*WRITTEN EXERCISE*.
Work out how many lines in the entries contain the string "icon", and give nothing but that number.

[TASK INPUTS start]

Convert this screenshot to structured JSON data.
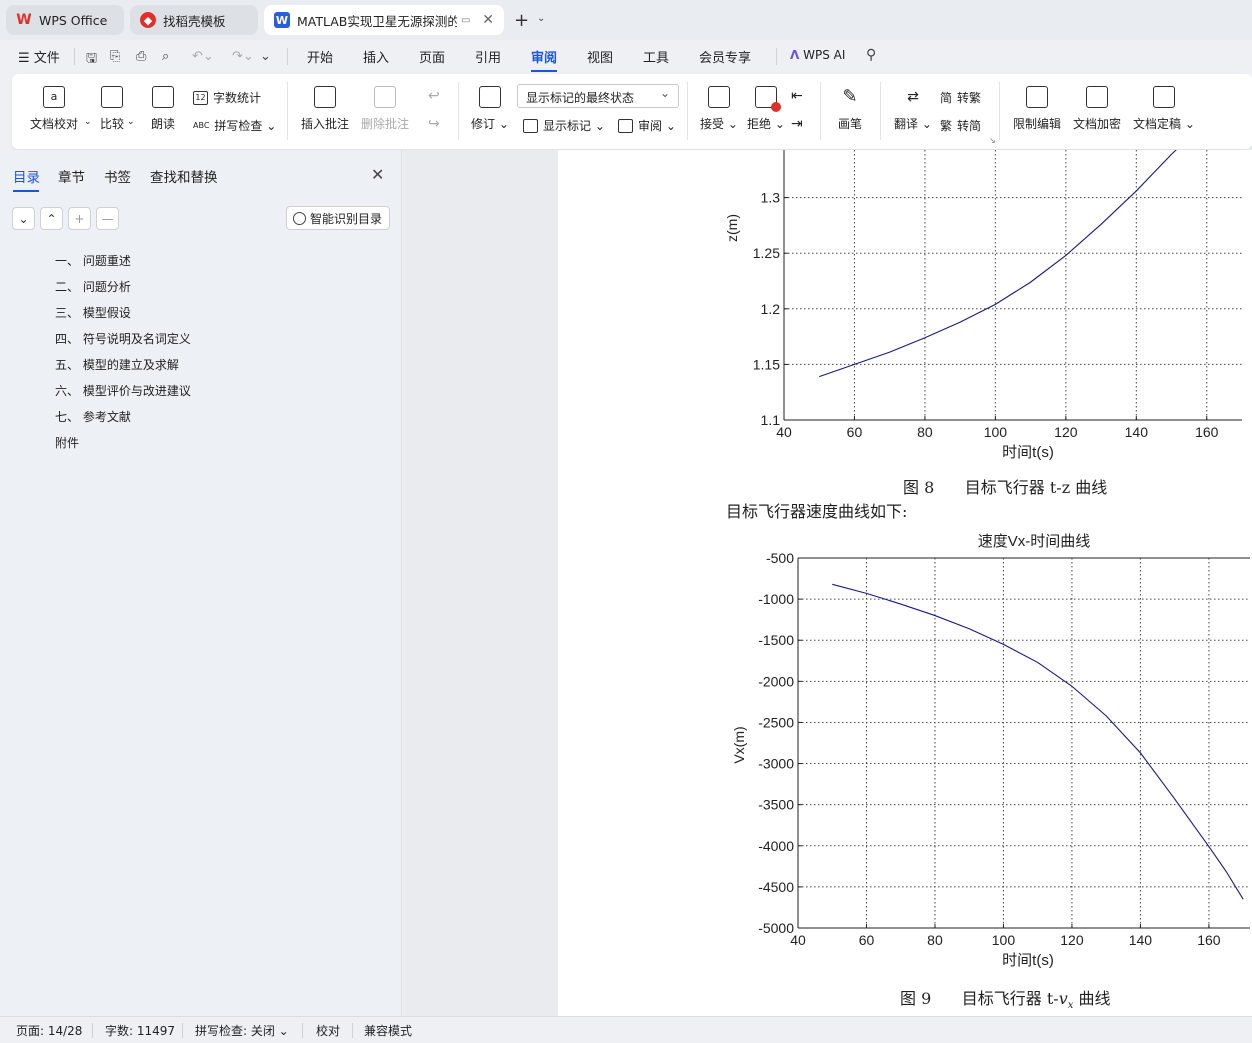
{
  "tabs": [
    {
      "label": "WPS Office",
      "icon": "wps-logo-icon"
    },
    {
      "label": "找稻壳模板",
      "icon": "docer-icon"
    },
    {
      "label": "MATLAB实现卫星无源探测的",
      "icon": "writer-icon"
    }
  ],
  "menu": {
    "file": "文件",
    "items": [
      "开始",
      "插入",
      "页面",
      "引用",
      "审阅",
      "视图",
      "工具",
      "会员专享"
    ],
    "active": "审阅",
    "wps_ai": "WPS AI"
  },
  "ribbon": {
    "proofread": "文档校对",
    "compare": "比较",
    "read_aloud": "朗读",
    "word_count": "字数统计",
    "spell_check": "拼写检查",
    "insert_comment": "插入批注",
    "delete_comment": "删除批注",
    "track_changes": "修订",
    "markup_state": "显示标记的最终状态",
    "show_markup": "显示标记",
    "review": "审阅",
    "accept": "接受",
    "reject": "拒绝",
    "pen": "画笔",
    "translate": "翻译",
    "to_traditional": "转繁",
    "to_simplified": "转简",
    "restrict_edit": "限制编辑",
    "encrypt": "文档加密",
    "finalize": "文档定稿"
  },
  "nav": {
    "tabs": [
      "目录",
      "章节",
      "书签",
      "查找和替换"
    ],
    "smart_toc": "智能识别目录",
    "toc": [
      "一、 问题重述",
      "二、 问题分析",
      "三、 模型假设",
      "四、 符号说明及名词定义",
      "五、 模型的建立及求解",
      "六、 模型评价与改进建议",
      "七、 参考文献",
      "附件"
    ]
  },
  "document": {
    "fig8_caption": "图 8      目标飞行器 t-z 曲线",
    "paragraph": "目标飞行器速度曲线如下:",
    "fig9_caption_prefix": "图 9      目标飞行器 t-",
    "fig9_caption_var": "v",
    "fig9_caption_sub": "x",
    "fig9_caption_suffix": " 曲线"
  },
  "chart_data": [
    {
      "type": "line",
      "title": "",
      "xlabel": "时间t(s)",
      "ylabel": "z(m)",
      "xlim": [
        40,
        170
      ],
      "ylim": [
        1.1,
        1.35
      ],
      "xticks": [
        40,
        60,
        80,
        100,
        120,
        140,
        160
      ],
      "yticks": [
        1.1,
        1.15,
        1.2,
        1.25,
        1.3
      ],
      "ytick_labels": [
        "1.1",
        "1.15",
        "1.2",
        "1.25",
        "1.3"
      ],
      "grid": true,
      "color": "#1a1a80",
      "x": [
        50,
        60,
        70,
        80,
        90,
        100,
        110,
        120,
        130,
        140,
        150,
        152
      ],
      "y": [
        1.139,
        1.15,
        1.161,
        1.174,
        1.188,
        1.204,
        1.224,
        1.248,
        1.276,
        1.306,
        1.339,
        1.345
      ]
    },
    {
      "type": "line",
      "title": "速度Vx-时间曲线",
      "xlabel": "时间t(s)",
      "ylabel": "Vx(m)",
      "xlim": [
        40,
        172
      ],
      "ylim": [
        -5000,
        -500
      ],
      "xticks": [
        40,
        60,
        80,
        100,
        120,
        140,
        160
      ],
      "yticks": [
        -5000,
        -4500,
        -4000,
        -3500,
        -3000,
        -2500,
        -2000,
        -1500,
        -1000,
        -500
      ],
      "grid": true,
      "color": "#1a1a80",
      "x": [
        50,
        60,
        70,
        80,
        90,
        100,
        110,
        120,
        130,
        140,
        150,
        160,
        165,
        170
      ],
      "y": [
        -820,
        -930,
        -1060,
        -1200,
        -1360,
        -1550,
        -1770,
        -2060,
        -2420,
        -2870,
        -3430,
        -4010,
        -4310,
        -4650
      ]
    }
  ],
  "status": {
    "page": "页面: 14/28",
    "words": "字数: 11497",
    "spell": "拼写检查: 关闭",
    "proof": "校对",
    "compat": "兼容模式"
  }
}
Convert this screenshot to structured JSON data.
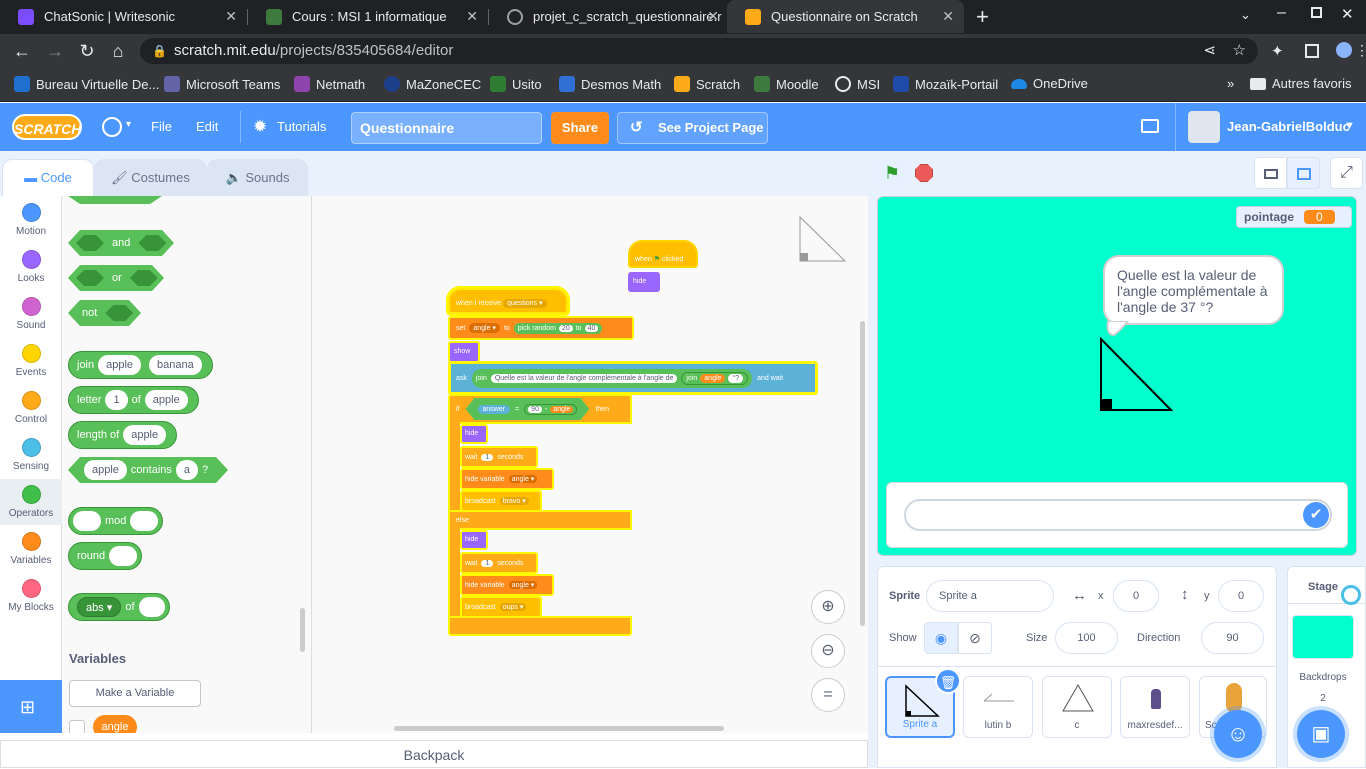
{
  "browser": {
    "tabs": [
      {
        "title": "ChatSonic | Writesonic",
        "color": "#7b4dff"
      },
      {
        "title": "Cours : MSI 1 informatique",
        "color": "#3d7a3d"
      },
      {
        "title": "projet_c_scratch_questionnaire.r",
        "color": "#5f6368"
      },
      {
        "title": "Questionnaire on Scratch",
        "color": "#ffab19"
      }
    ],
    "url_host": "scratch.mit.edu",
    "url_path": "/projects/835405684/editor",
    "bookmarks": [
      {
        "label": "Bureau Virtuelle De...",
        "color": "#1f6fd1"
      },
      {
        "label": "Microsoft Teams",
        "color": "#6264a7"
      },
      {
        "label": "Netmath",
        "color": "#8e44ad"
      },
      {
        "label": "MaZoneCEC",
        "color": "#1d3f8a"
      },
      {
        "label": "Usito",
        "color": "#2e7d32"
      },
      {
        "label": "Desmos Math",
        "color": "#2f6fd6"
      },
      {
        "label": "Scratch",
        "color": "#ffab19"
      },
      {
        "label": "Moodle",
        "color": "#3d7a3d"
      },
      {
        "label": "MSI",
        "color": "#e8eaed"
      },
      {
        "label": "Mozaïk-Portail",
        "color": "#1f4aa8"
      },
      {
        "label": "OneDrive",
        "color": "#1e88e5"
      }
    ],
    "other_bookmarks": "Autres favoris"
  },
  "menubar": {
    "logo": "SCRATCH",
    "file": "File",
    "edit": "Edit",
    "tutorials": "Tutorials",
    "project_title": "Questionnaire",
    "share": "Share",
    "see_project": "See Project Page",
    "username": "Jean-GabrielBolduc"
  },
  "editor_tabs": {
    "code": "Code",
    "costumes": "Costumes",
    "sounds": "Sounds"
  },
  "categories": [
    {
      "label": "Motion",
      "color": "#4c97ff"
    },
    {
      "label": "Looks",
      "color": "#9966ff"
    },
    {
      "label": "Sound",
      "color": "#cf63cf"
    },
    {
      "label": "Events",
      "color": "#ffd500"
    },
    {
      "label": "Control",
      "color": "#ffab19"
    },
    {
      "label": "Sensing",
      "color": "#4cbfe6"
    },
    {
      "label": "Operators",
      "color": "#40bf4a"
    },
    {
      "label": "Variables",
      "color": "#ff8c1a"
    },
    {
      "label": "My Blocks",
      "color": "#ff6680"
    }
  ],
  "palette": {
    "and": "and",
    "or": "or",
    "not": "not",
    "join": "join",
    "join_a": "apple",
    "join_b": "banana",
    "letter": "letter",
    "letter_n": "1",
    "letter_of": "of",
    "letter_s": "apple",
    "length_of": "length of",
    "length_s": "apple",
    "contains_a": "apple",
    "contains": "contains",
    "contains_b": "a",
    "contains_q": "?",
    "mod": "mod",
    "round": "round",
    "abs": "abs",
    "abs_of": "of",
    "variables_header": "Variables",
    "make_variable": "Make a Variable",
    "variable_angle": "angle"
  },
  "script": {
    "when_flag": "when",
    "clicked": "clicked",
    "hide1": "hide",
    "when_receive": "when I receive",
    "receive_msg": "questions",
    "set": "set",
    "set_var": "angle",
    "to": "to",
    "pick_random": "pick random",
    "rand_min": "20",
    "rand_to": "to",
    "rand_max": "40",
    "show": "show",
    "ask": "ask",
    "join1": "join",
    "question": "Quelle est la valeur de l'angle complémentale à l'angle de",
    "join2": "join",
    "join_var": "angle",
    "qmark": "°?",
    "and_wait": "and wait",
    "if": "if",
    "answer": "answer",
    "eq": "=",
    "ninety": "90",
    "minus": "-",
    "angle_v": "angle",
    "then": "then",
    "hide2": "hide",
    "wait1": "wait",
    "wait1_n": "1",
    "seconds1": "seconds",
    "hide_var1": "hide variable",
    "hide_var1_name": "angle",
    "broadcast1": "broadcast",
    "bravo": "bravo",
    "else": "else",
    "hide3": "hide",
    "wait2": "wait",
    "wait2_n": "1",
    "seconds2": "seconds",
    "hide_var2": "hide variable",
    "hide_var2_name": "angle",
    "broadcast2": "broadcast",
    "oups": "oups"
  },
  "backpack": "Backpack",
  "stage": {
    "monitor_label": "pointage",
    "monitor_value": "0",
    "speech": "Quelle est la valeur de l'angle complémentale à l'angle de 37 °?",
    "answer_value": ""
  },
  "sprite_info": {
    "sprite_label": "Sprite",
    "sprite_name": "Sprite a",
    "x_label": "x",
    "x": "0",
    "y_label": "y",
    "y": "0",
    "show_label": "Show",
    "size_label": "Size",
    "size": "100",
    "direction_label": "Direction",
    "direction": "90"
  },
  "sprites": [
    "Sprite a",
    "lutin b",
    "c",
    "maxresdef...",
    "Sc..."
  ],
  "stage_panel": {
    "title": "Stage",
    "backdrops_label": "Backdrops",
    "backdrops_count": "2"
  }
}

[TASK INPUTS end]

*CORRECT RESPONSE*.
3